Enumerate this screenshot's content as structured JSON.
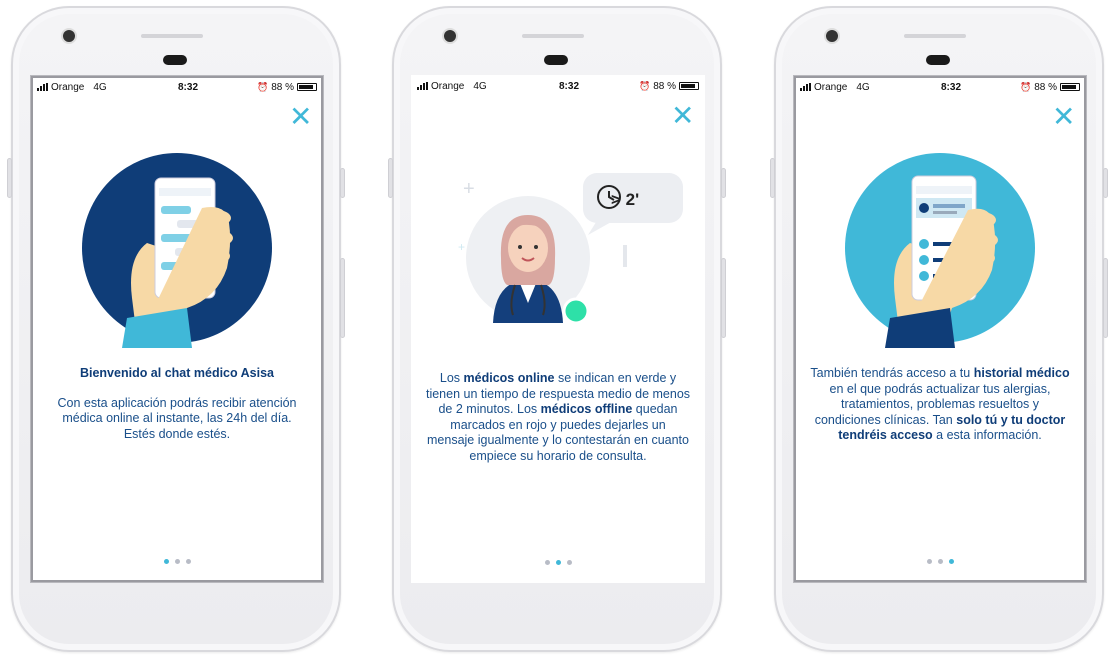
{
  "phones": [
    {
      "status": {
        "carrier": "Orange",
        "network": "4G",
        "time": "8:32",
        "battery": "88 %"
      },
      "close_icon": "close-icon",
      "title": "Bienvenido al chat médico Asisa",
      "body": "Con esta aplicación podrás recibir atención médica online al instante, las 24h del día. Estés donde estés.",
      "pager": {
        "current": 1,
        "total": 3
      }
    },
    {
      "status": {
        "carrier": "Orange",
        "network": "4G",
        "time": "8:32",
        "battery": "88 %"
      },
      "close_icon": "close-icon",
      "bubble": "> 2'",
      "body_parts": [
        {
          "t": "Los ",
          "b": false
        },
        {
          "t": "médicos online",
          "b": true
        },
        {
          "t": " se indican en verde y tienen un tiempo de respuesta medio de menos de 2 minutos. Los ",
          "b": false
        },
        {
          "t": "médicos offline",
          "b": true
        },
        {
          "t": " quedan marcados en rojo y puedes dejarles un mensaje igualmente y lo contestarán en cuanto empiece su horario de consulta.",
          "b": false
        }
      ],
      "pager": {
        "current": 2,
        "total": 3
      }
    },
    {
      "status": {
        "carrier": "Orange",
        "network": "4G",
        "time": "8:32",
        "battery": "88 %"
      },
      "close_icon": "close-icon",
      "body_parts": [
        {
          "t": "También tendrás acceso a tu ",
          "b": false
        },
        {
          "t": "historial médico",
          "b": true
        },
        {
          "t": " en el que podrás actualizar tus alergias, tratamientos, problemas resueltos y condiciones clínicas. Tan ",
          "b": false
        },
        {
          "t": "solo tú y tu doctor tendréis acceso",
          "b": true
        },
        {
          "t": " a esta información.",
          "b": false
        }
      ],
      "pager": {
        "current": 3,
        "total": 3
      }
    }
  ],
  "colors": {
    "accent": "#40b8d8",
    "navy": "#0f3d78",
    "text": "#1a4f8a",
    "online": "#2ee0a8"
  }
}
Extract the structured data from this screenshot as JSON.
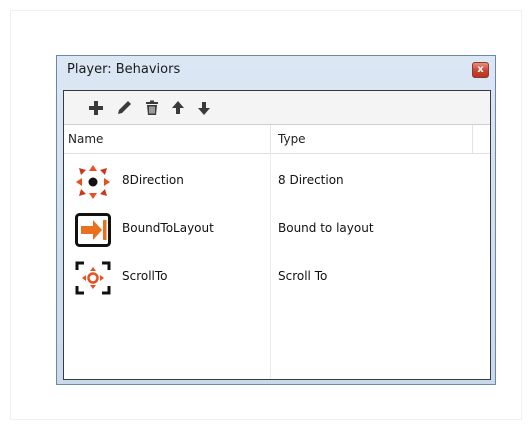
{
  "window": {
    "title": "Player: Behaviors",
    "close_label": "x"
  },
  "toolbar": {
    "buttons": [
      {
        "icon": "add-icon"
      },
      {
        "icon": "pencil-icon"
      },
      {
        "icon": "trash-icon"
      },
      {
        "icon": "arrow-up-icon"
      },
      {
        "icon": "arrow-down-icon"
      }
    ]
  },
  "table": {
    "columns": [
      "Name",
      "Type"
    ],
    "rows": [
      {
        "name": "8Direction",
        "type": "8 Direction",
        "icon": "eight-direction-icon"
      },
      {
        "name": "BoundToLayout",
        "type": "Bound to layout",
        "icon": "bound-to-layout-icon"
      },
      {
        "name": "ScrollTo",
        "type": "Scroll To",
        "icon": "scroll-to-icon"
      }
    ]
  },
  "colors": {
    "accent": "#e8501f",
    "border": "#6d87aa"
  }
}
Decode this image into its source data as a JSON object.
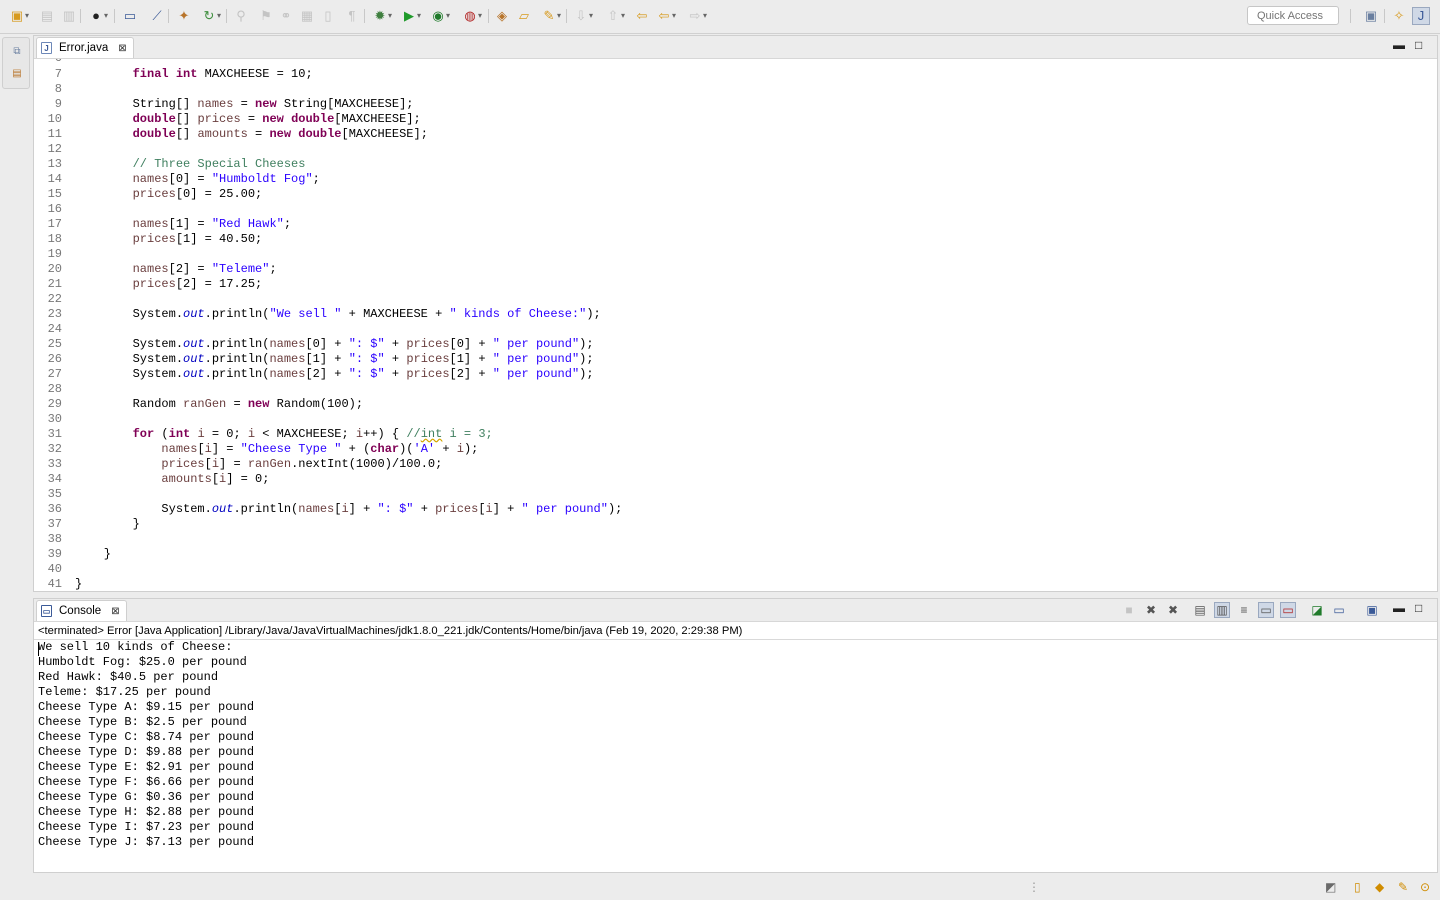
{
  "toolbar": {
    "quick_access_placeholder": "Quick Access"
  },
  "icons": {
    "new": "new-wizard-icon",
    "save": "save-icon",
    "debug": "debug-icon",
    "run": "run-icon",
    "back": "back-arrow-icon",
    "forward": "forward-arrow-icon"
  },
  "editor": {
    "tab_label": "Error.java",
    "lines": [
      {
        "n": "7",
        "t": "        final int MAXCHEESE = 10;"
      },
      {
        "n": "8",
        "t": ""
      },
      {
        "n": "9",
        "t": "        String[] names = new String[MAXCHEESE];"
      },
      {
        "n": "10",
        "t": "        double[] prices = new double[MAXCHEESE];"
      },
      {
        "n": "11",
        "t": "        double[] amounts = new double[MAXCHEESE];"
      },
      {
        "n": "12",
        "t": ""
      },
      {
        "n": "13",
        "t": "        // Three Special Cheeses"
      },
      {
        "n": "14",
        "t": "        names[0] = \"Humboldt Fog\";"
      },
      {
        "n": "15",
        "t": "        prices[0] = 25.00;"
      },
      {
        "n": "16",
        "t": ""
      },
      {
        "n": "17",
        "t": "        names[1] = \"Red Hawk\";"
      },
      {
        "n": "18",
        "t": "        prices[1] = 40.50;"
      },
      {
        "n": "19",
        "t": ""
      },
      {
        "n": "20",
        "t": "        names[2] = \"Teleme\";"
      },
      {
        "n": "21",
        "t": "        prices[2] = 17.25;"
      },
      {
        "n": "22",
        "t": ""
      },
      {
        "n": "23",
        "t": "        System.out.println(\"We sell \" + MAXCHEESE + \" kinds of Cheese:\");"
      },
      {
        "n": "24",
        "t": ""
      },
      {
        "n": "25",
        "t": "        System.out.println(names[0] + \": $\" + prices[0] + \" per pound\");"
      },
      {
        "n": "26",
        "t": "        System.out.println(names[1] + \": $\" + prices[1] + \" per pound\");"
      },
      {
        "n": "27",
        "t": "        System.out.println(names[2] + \": $\" + prices[2] + \" per pound\");"
      },
      {
        "n": "28",
        "t": ""
      },
      {
        "n": "29",
        "t": "        Random ranGen = new Random(100);"
      },
      {
        "n": "30",
        "t": ""
      },
      {
        "n": "31",
        "t": "        for (int i = 0; i < MAXCHEESE; i++) { //int i = 3;"
      },
      {
        "n": "32",
        "t": "            names[i] = \"Cheese Type \" + (char)('A' + i);"
      },
      {
        "n": "33",
        "t": "            prices[i] = ranGen.nextInt(1000)/100.0;"
      },
      {
        "n": "34",
        "t": "            amounts[i] = 0;"
      },
      {
        "n": "35",
        "t": ""
      },
      {
        "n": "36",
        "t": "            System.out.println(names[i] + \": $\" + prices[i] + \" per pound\");"
      },
      {
        "n": "37",
        "t": "        }"
      },
      {
        "n": "38",
        "t": ""
      },
      {
        "n": "39",
        "t": "    }"
      },
      {
        "n": "40",
        "t": ""
      },
      {
        "n": "41",
        "t": "}"
      }
    ]
  },
  "console": {
    "tab_label": "Console",
    "status": "<terminated> Error [Java Application] /Library/Java/JavaVirtualMachines/jdk1.8.0_221.jdk/Contents/Home/bin/java (Feb 19, 2020, 2:29:38 PM)",
    "output": [
      "We sell 10 kinds of Cheese:",
      "Humboldt Fog: $25.0 per pound",
      "Red Hawk: $40.5 per pound",
      "Teleme: $17.25 per pound",
      "Cheese Type A: $9.15 per pound",
      "Cheese Type B: $2.5 per pound",
      "Cheese Type C: $8.74 per pound",
      "Cheese Type D: $9.88 per pound",
      "Cheese Type E: $2.91 per pound",
      "Cheese Type F: $6.66 per pound",
      "Cheese Type G: $0.36 per pound",
      "Cheese Type H: $2.88 per pound",
      "Cheese Type I: $7.23 per pound",
      "Cheese Type J: $7.13 per pound"
    ]
  }
}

————————

** THE PROBLEM **
Give the data again exactly as written, with all pictures left out.

** SOLUTION TO THIS TASK **
Enumerate this screenshot's content as structured JSON.
{
  "phones": [
    {
      "status": {
        "carrier": "Orange",
        "network": "4G",
        "time": "8:32",
        "battery": "88 %"
      },
      "close_icon": "close-icon",
      "title": "Bienvenido al chat médico Asisa",
      "body": "Con esta aplicación podrás recibir atención médica online al instante, las 24h del día. Estés donde estés.",
      "pager": {
        "current": 1,
        "total": 3
      }
    },
    {
      "status": {
        "carrier": "Orange",
        "network": "4G",
        "time": "8:32",
        "battery": "88 %"
      },
      "close_icon": "close-icon",
      "bubble": "> 2'",
      "body_parts": [
        {
          "t": "Los ",
          "b": false
        },
        {
          "t": "médicos online",
          "b": true
        },
        {
          "t": " se indican en verde y tienen un tiempo de respuesta medio de menos de 2 minutos. Los ",
          "b": false
        },
        {
          "t": "médicos offline",
          "b": true
        },
        {
          "t": " quedan marcados en rojo y puedes dejarles un mensaje igualmente y lo contestarán en cuanto empiece su horario de consulta.",
          "b": false
        }
      ],
      "pager": {
        "current": 2,
        "total": 3
      }
    },
    {
      "status": {
        "carrier": "Orange",
        "network": "4G",
        "time": "8:32",
        "battery": "88 %"
      },
      "close_icon": "close-icon",
      "body_parts": [
        {
          "t": "También tendrás acceso a tu ",
          "b": false
        },
        {
          "t": "historial médico",
          "b": true
        },
        {
          "t": " en el que podrás actualizar tus alergias, tratamientos, problemas resueltos y condiciones clínicas. Tan ",
          "b": false
        },
        {
          "t": "solo tú y tu doctor tendréis acceso",
          "b": true
        },
        {
          "t": " a esta información.",
          "b": false
        }
      ],
      "pager": {
        "current": 3,
        "total": 3
      }
    }
  ],
  "colors": {
    "accent": "#40b8d8",
    "navy": "#0f3d78",
    "text": "#1a4f8a",
    "online": "#2ee0a8"
  }
}
Extract the structured data from this screenshot as JSON.
{
  "window": {
    "title": "Player: Behaviors",
    "close_label": "x"
  },
  "toolbar": {
    "buttons": [
      {
        "icon": "add-icon"
      },
      {
        "icon": "pencil-icon"
      },
      {
        "icon": "trash-icon"
      },
      {
        "icon": "arrow-up-icon"
      },
      {
        "icon": "arrow-down-icon"
      }
    ]
  },
  "table": {
    "columns": [
      "Name",
      "Type"
    ],
    "rows": [
      {
        "name": "8Direction",
        "type": "8 Direction",
        "icon": "eight-direction-icon"
      },
      {
        "name": "BoundToLayout",
        "type": "Bound to layout",
        "icon": "bound-to-layout-icon"
      },
      {
        "name": "ScrollTo",
        "type": "Scroll To",
        "icon": "scroll-to-icon"
      }
    ]
  },
  "colors": {
    "accent": "#e8501f",
    "border": "#6d87aa"
  }
}
Decode this image into its source data as a JSON object.
{
  "toolbar": {
    "quick_access_placeholder": "Quick Access"
  },
  "icons": {
    "new": "new-wizard-icon",
    "save": "save-icon",
    "debug": "debug-icon",
    "run": "run-icon",
    "back": "back-arrow-icon",
    "forward": "forward-arrow-icon"
  },
  "editor": {
    "tab_label": "Error.java",
    "lines": [
      {
        "n": "7",
        "t": "        final int MAXCHEESE = 10;"
      },
      {
        "n": "8",
        "t": ""
      },
      {
        "n": "9",
        "t": "        String[] names = new String[MAXCHEESE];"
      },
      {
        "n": "10",
        "t": "        double[] prices = new double[MAXCHEESE];"
      },
      {
        "n": "11",
        "t": "        double[] amounts = new double[MAXCHEESE];"
      },
      {
        "n": "12",
        "t": ""
      },
      {
        "n": "13",
        "t": "        // Three Special Cheeses"
      },
      {
        "n": "14",
        "t": "        names[0] = \"Humboldt Fog\";"
      },
      {
        "n": "15",
        "t": "        prices[0] = 25.00;"
      },
      {
        "n": "16",
        "t": ""
      },
      {
        "n": "17",
        "t": "        names[1] = \"Red Hawk\";"
      },
      {
        "n": "18",
        "t": "        prices[1] = 40.50;"
      },
      {
        "n": "19",
        "t": ""
      },
      {
        "n": "20",
        "t": "        names[2] = \"Teleme\";"
      },
      {
        "n": "21",
        "t": "        prices[2] = 17.25;"
      },
      {
        "n": "22",
        "t": ""
      },
      {
        "n": "23",
        "t": "        System.out.println(\"We sell \" + MAXCHEESE + \" kinds of Cheese:\");"
      },
      {
        "n": "24",
        "t": ""
      },
      {
        "n": "25",
        "t": "        System.out.println(names[0] + \": $\" + prices[0] + \" per pound\");"
      },
      {
        "n": "26",
        "t": "        System.out.println(names[1] + \": $\" + prices[1] + \" per pound\");"
      },
      {
        "n": "27",
        "t": "        System.out.println(names[2] + \": $\" + prices[2] + \" per pound\");"
      },
      {
        "n": "28",
        "t": ""
      },
      {
        "n": "29",
        "t": "        Random ranGen = new Random(100);"
      },
      {
        "n": "30",
        "t": ""
      },
      {
        "n": "31",
        "t": "        for (int i = 0; i < MAXCHEESE; i++) { //int i = 3;"
      },
      {
        "n": "32",
        "t": "            names[i] = \"Cheese Type \" + (char)('A' + i);"
      },
      {
        "n": "33",
        "t": "            prices[i] = ranGen.nextInt(1000)/100.0;"
      },
      {
        "n": "34",
        "t": "            amounts[i] = 0;"
      },
      {
        "n": "35",
        "t": ""
      },
      {
        "n": "36",
        "t": "            System.out.println(names[i] + \": $\" + prices[i] + \" per pound\");"
      },
      {
        "n": "37",
        "t": "        }"
      },
      {
        "n": "38",
        "t": ""
      },
      {
        "n": "39",
        "t": "    }"
      },
      {
        "n": "40",
        "t": ""
      },
      {
        "n": "41",
        "t": "}"
      }
    ]
  },
  "console": {
    "tab_label": "Console",
    "status": "<terminated> Error [Java Application] /Library/Java/JavaVirtualMachines/jdk1.8.0_221.jdk/Contents/Home/bin/java (Feb 19, 2020, 2:29:38 PM)",
    "output": [
      "We sell 10 kinds of Cheese:",
      "Humboldt Fog: $25.0 per pound",
      "Red Hawk: $40.5 per pound",
      "Teleme: $17.25 per pound",
      "Cheese Type A: $9.15 per pound",
      "Cheese Type B: $2.5 per pound",
      "Cheese Type C: $8.74 per pound",
      "Cheese Type D: $9.88 per pound",
      "Cheese Type E: $2.91 per pound",
      "Cheese Type F: $6.66 per pound",
      "Cheese Type G: $0.36 per pound",
      "Cheese Type H: $2.88 per pound",
      "Cheese Type I: $7.23 per pound",
      "Cheese Type J: $7.13 per pound"
    ]
  }
}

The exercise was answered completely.